> [EXERCISE INSTRUCTIONS]:
Tally the lines with the word "reply" and report the number alone.

++++++++

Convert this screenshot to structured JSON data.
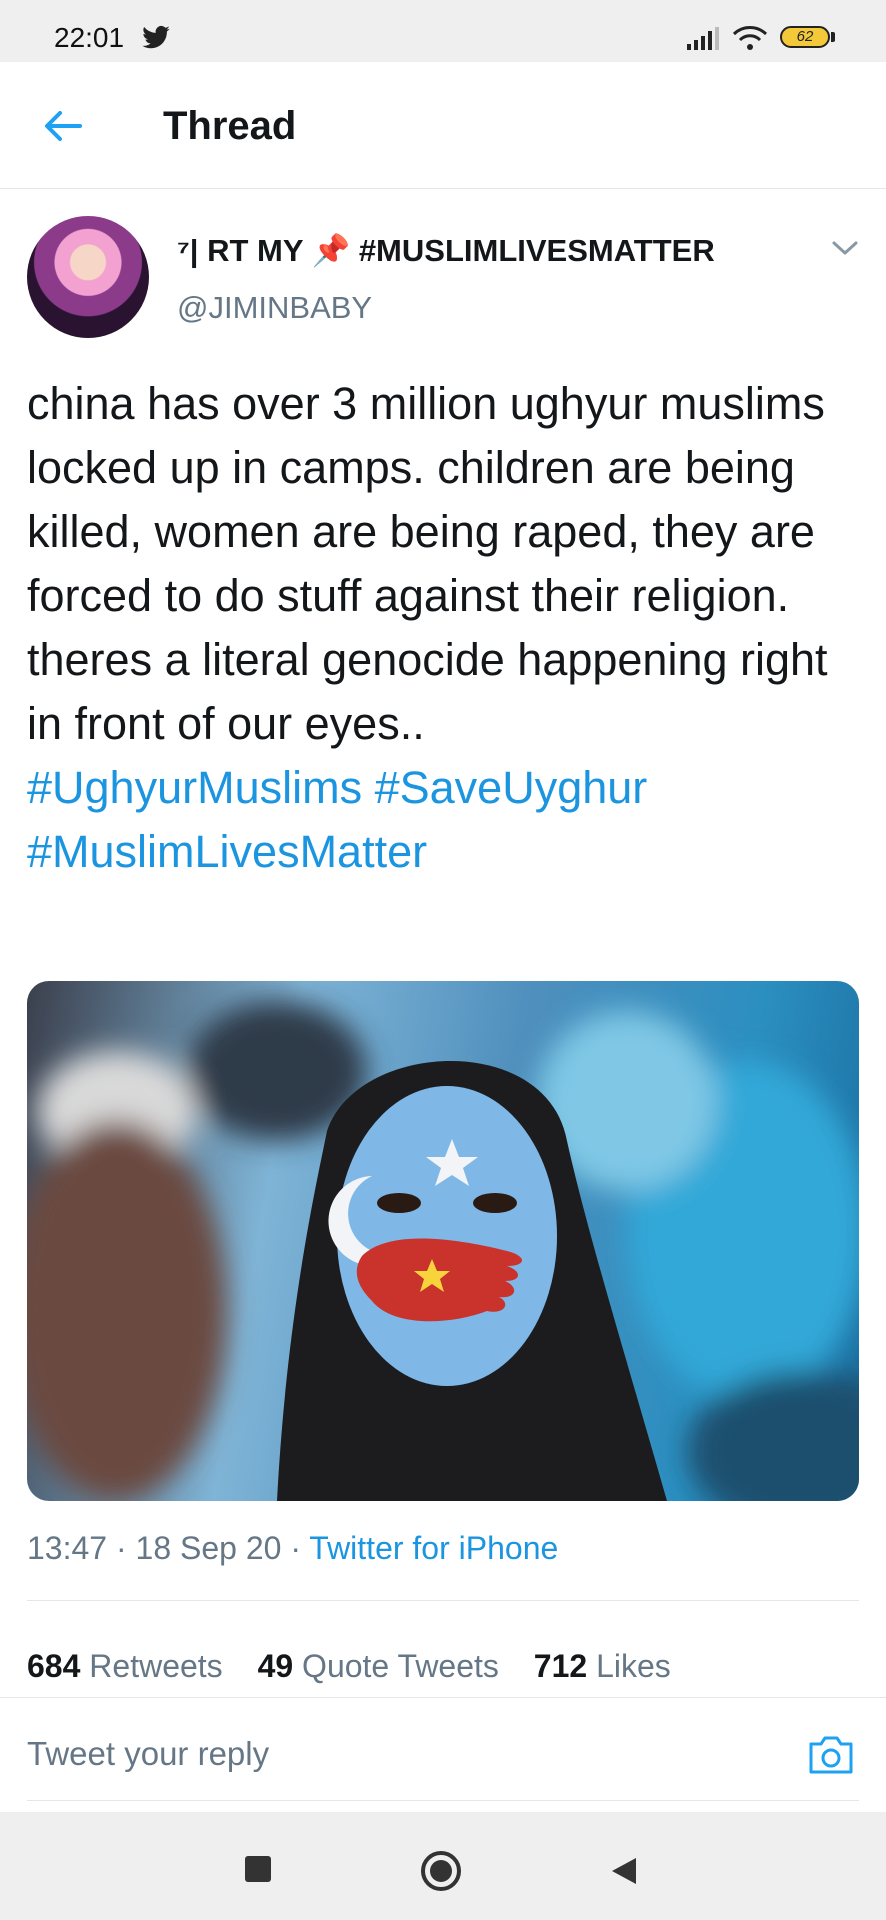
{
  "status_bar": {
    "time": "22:01",
    "battery": "62",
    "icons": [
      "twitter-icon",
      "signal-icon",
      "wifi-icon",
      "battery-icon"
    ]
  },
  "header": {
    "title": "Thread",
    "back_icon": "back-arrow-icon"
  },
  "tweet": {
    "name_prefix": "⁷| RT MY",
    "name_pin": "📌",
    "name_suffix": "#MUSLIMLIVESMATTER",
    "handle": "@JIMINBABY",
    "text": "china has over 3 million ughyur muslims locked up in camps. children are being killed, women are being raped, they are forced to do stuff against their religion. theres a literal genocide happening right in front of our eyes..",
    "hashtags": [
      "#UghyurMuslims",
      "#SaveUyghur",
      "#MuslimLivesMatter"
    ],
    "time": "13:47",
    "date": "18 Sep 20",
    "source": "Twitter for iPhone",
    "retweets_count": "684",
    "retweets_label": "Retweets",
    "quotes_count": "49",
    "quotes_label": "Quote Tweets",
    "likes_count": "712",
    "likes_label": "Likes"
  },
  "reply": {
    "placeholder": "Tweet your reply"
  },
  "colors": {
    "link": "#1b95e0",
    "secondary_text": "#657786",
    "primary_text": "#14171a"
  }
}
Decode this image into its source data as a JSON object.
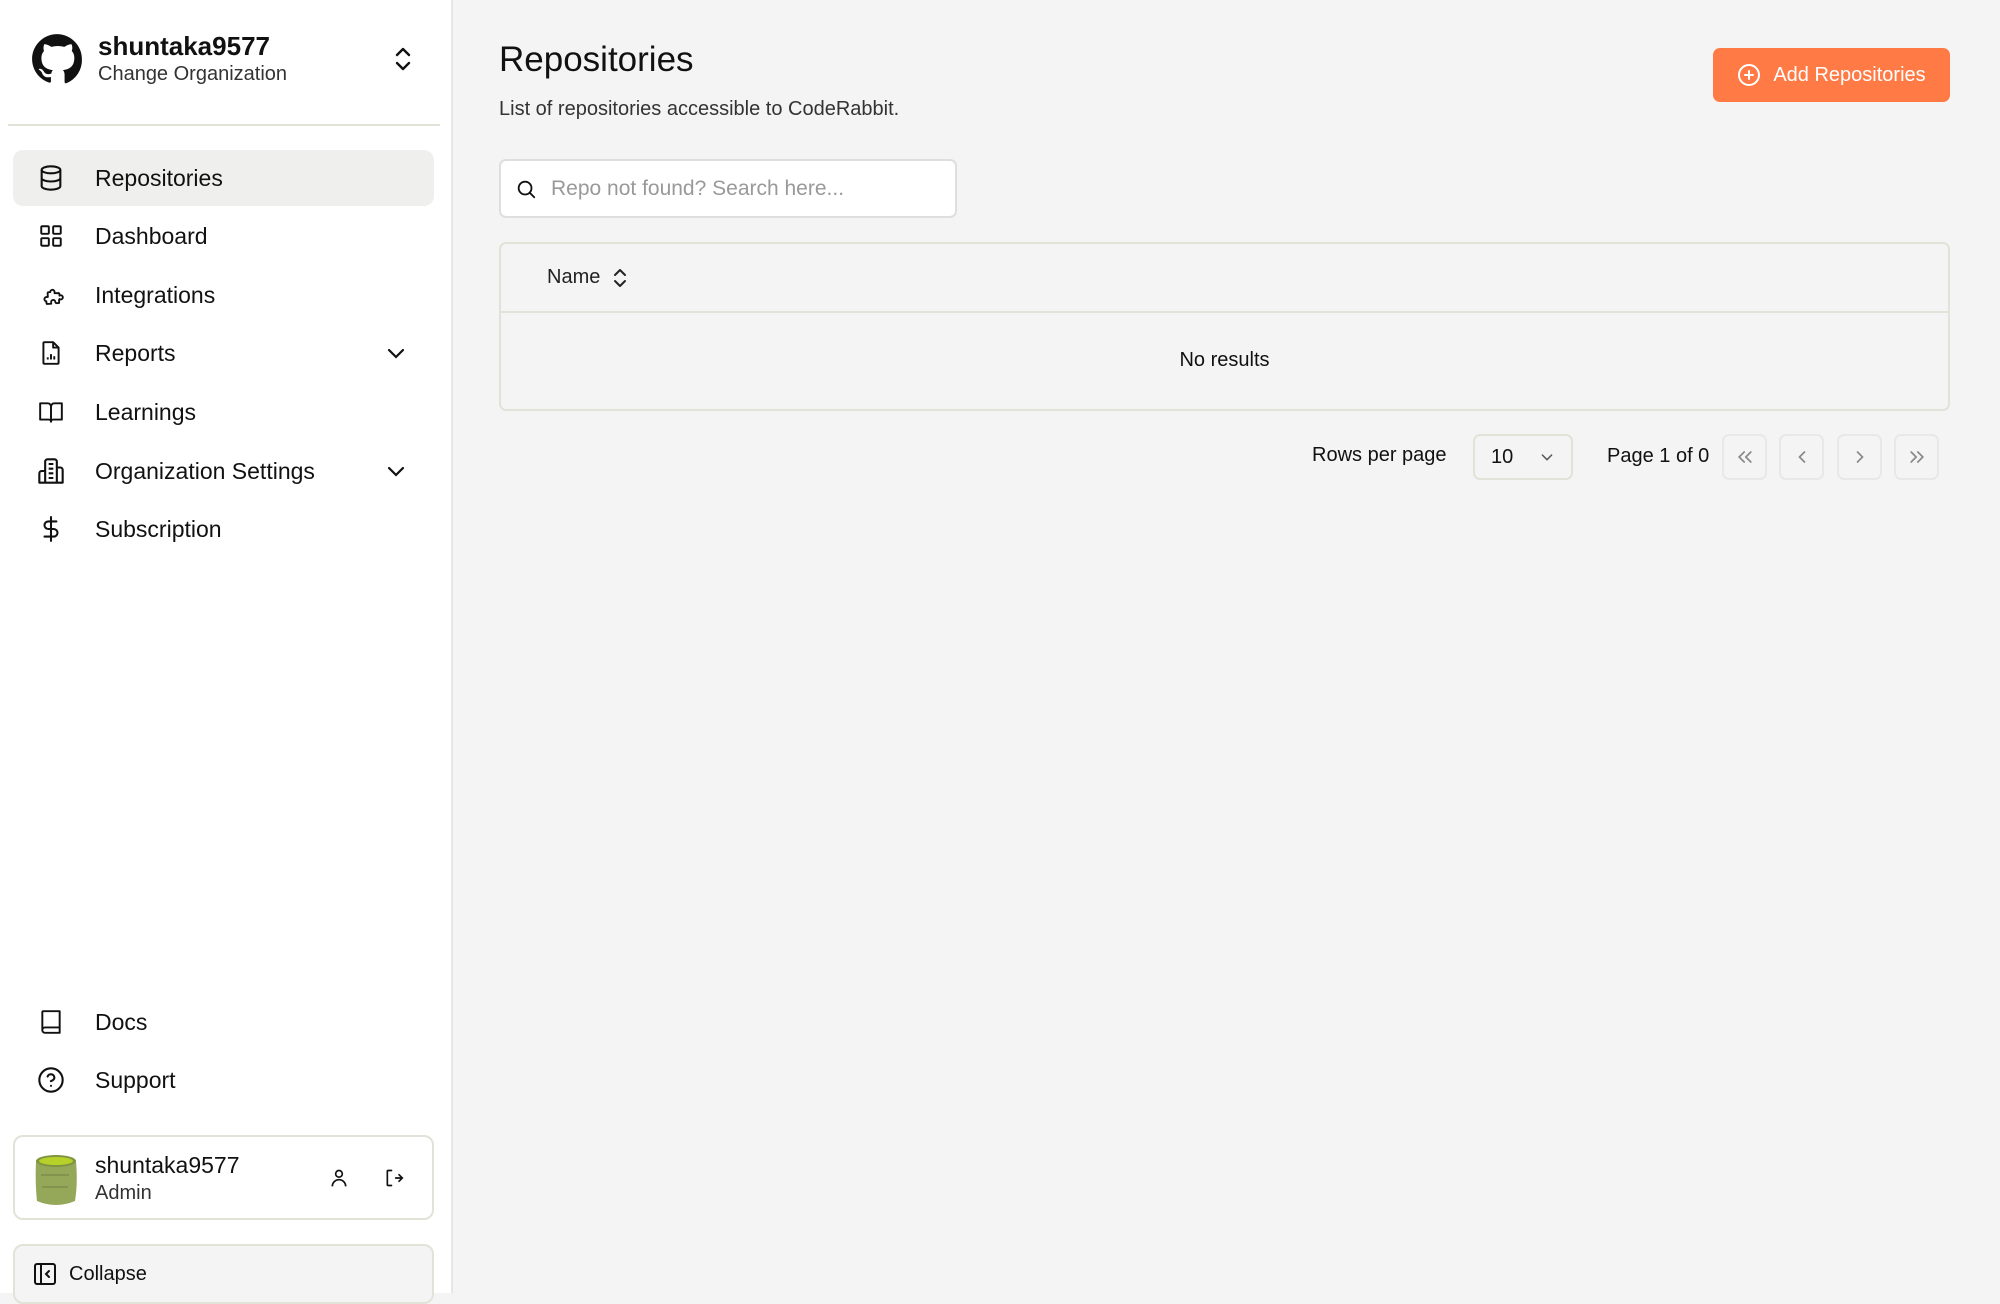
{
  "org": {
    "name": "shuntaka9577",
    "subtitle": "Change Organization"
  },
  "nav": {
    "items": [
      {
        "label": "Repositories",
        "icon": "database-icon",
        "active": true
      },
      {
        "label": "Dashboard",
        "icon": "grid-icon"
      },
      {
        "label": "Integrations",
        "icon": "puzzle-icon"
      },
      {
        "label": "Reports",
        "icon": "file-chart-icon",
        "expandable": true
      },
      {
        "label": "Learnings",
        "icon": "book-open-icon"
      },
      {
        "label": "Organization Settings",
        "icon": "building-icon",
        "expandable": true
      },
      {
        "label": "Subscription",
        "icon": "dollar-icon"
      }
    ],
    "bottom": [
      {
        "label": "Docs",
        "icon": "book-icon"
      },
      {
        "label": "Support",
        "icon": "help-circle-icon"
      }
    ]
  },
  "user": {
    "name": "shuntaka9577",
    "role": "Admin"
  },
  "collapse_label": "Collapse",
  "main": {
    "title": "Repositories",
    "subtitle": "List of repositories accessible to CodeRabbit.",
    "add_button": "Add Repositories",
    "search_placeholder": "Repo not found? Search here...",
    "table": {
      "columns": [
        "Name"
      ],
      "empty_text": "No results"
    },
    "pagination": {
      "rows_label": "Rows per page",
      "rows_value": "10",
      "page_label": "Page 1 of 0"
    }
  },
  "colors": {
    "accent": "#ff7a45",
    "background": "#f4f4f4",
    "sidebar": "#ffffff"
  }
}
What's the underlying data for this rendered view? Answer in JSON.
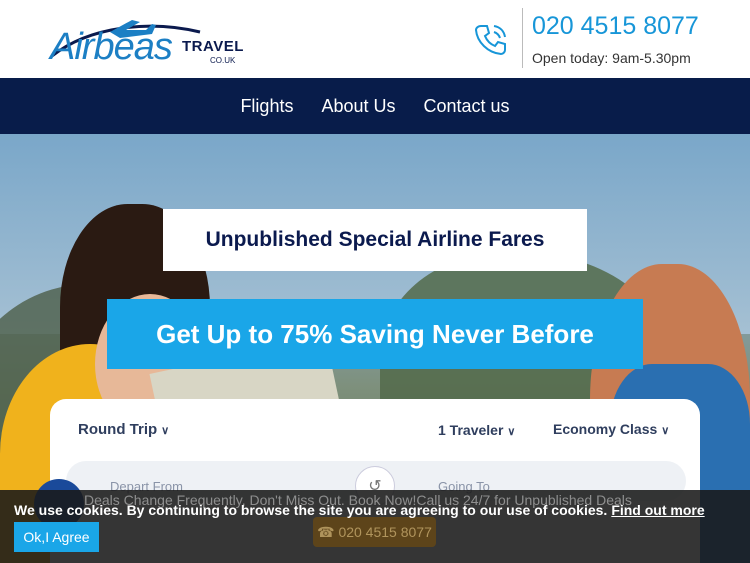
{
  "brand": {
    "logo_main": "Airbeas",
    "logo_travel": "TRAVEL",
    "logo_domain": "CO.UK"
  },
  "header": {
    "phone": "020 4515 8077",
    "hours": "Open today: 9am-5.30pm"
  },
  "nav": {
    "items": [
      {
        "label": "Flights"
      },
      {
        "label": "About Us"
      },
      {
        "label": "Contact us"
      }
    ]
  },
  "hero": {
    "tagline": "Unpublished Special Airline Fares",
    "headline": "Get Up to 75% Saving Never Before"
  },
  "search": {
    "trip_type": "Round Trip",
    "travelers": "1 Traveler",
    "cabin": "Economy Class",
    "from_placeholder": "Depart From",
    "to_placeholder": "Going To"
  },
  "promo": {
    "text": "Deals Change Frequently, Don't Miss Out. Book Now!Call us 24/7 for Unpublished Deals",
    "call_label": "020 4515 8077"
  },
  "cookie": {
    "message": "We use cookies. By continuing to browse the site you are agreeing to our use of cookies.",
    "link": "Find out more",
    "button": "Ok,I Agree"
  },
  "colors": {
    "navy": "#081c4a",
    "accent": "#1aa6e8",
    "phone": "#1796d8"
  }
}
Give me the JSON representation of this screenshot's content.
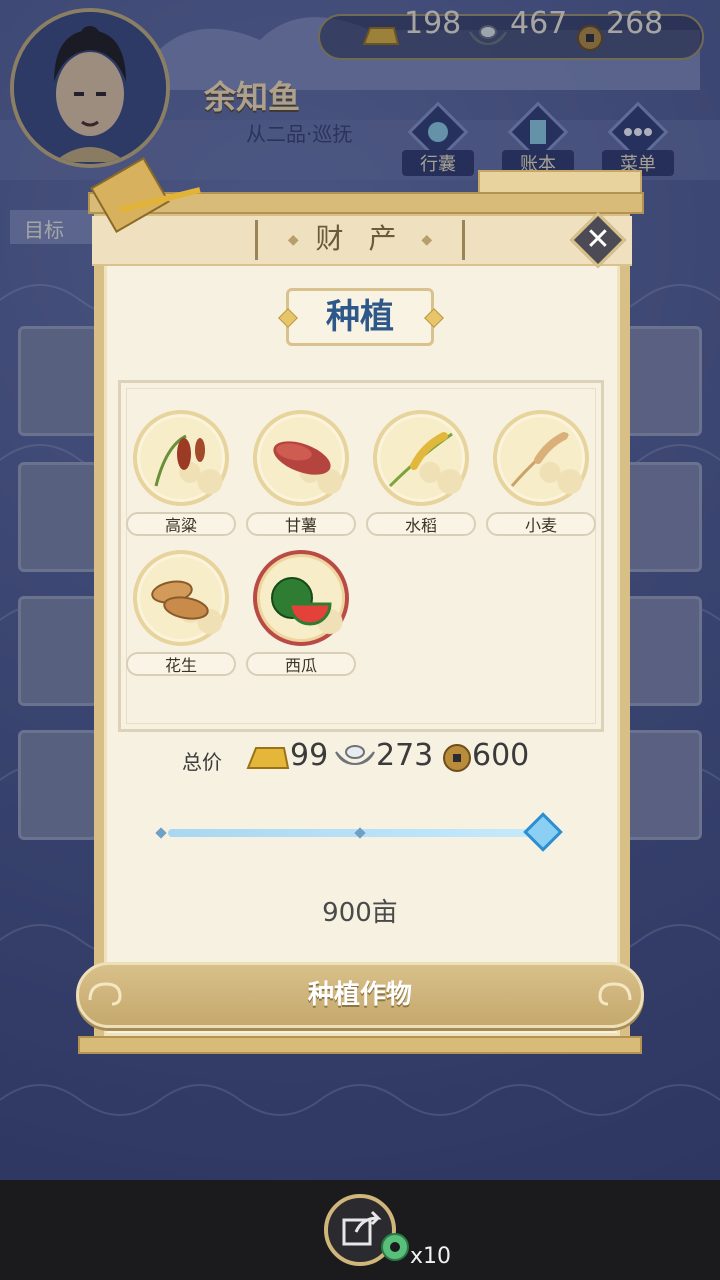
{
  "player": {
    "name": "余知鱼",
    "rank": "从二品·巡抚"
  },
  "resources": {
    "gold": "198",
    "silver": "467",
    "coins": "268"
  },
  "top_menu": [
    {
      "label": "行囊",
      "icon": "bag-icon"
    },
    {
      "label": "账本",
      "icon": "ledger-icon"
    },
    {
      "label": "菜单",
      "icon": "more-icon"
    }
  ],
  "goal": {
    "label": "目标"
  },
  "dialog": {
    "title": "财 产",
    "section_title": "种植",
    "crops": [
      {
        "label": "高粱",
        "icon": "sorghum-icon",
        "selected": false
      },
      {
        "label": "甘薯",
        "icon": "sweet-potato-icon",
        "selected": false
      },
      {
        "label": "水稻",
        "icon": "rice-icon",
        "selected": false
      },
      {
        "label": "小麦",
        "icon": "wheat-icon",
        "selected": false
      },
      {
        "label": "花生",
        "icon": "peanut-icon",
        "selected": false
      },
      {
        "label": "西瓜",
        "icon": "watermelon-icon",
        "selected": true
      }
    ],
    "total_label": "总价",
    "total_gold": "99",
    "total_silver": "273",
    "total_coins": "600",
    "slider_fraction": 1.0,
    "acres_text": "900亩",
    "plant_button": "种植作物"
  },
  "bottom": {
    "share_count": "x10"
  },
  "colors": {
    "accent_gold": "#d7bf85",
    "title_blue": "#2e5889",
    "slider_blue": "#2c8fd2",
    "selected_red": "#b94b47"
  }
}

++++++++

> [ANSWER TO THE PROBLEM]:
2